PROBLEM TO WORK ON -
Each line below should be quoted exactly, please.
[BEGIN]
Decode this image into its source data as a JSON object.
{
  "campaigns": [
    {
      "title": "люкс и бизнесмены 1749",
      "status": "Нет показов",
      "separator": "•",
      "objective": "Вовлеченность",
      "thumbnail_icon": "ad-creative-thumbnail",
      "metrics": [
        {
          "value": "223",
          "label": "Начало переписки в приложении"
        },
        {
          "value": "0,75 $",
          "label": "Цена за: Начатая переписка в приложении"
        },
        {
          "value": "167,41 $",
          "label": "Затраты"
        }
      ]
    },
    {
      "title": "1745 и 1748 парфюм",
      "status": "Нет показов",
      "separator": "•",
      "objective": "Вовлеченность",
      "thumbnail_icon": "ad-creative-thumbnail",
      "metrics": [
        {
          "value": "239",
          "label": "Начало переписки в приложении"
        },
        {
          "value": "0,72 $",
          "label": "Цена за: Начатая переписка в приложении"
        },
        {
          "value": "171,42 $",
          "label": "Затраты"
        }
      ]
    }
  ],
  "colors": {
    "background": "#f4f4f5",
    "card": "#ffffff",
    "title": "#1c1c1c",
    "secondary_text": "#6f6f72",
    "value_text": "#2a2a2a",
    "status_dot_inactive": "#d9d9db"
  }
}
[END]
WRITTEN SOLUTION -
Decode this image into its source data as a JSON object.
{
  "campaigns": [
    {
      "title": "люкс и бизнесмены 1749",
      "status": "Нет показов",
      "separator": "•",
      "objective": "Вовлеченность",
      "thumbnail_icon": "ad-creative-thumbnail",
      "metrics": [
        {
          "value": "223",
          "label": "Начало переписки в приложении"
        },
        {
          "value": "0,75 $",
          "label": "Цена за: Начатая переписка в приложении"
        },
        {
          "value": "167,41 $",
          "label": "Затраты"
        }
      ]
    },
    {
      "title": "1745 и 1748 парфюм",
      "status": "Нет показов",
      "separator": "•",
      "objective": "Вовлеченность",
      "thumbnail_icon": "ad-creative-thumbnail",
      "metrics": [
        {
          "value": "239",
          "label": "Начало переписки в приложении"
        },
        {
          "value": "0,72 $",
          "label": "Цена за: Начатая переписка в приложении"
        },
        {
          "value": "171,42 $",
          "label": "Затраты"
        }
      ]
    }
  ],
  "colors": {
    "background": "#f4f4f5",
    "card": "#ffffff",
    "title": "#1c1c1c",
    "secondary_text": "#6f6f72",
    "value_text": "#2a2a2a",
    "status_dot_inactive": "#d9d9db"
  }
}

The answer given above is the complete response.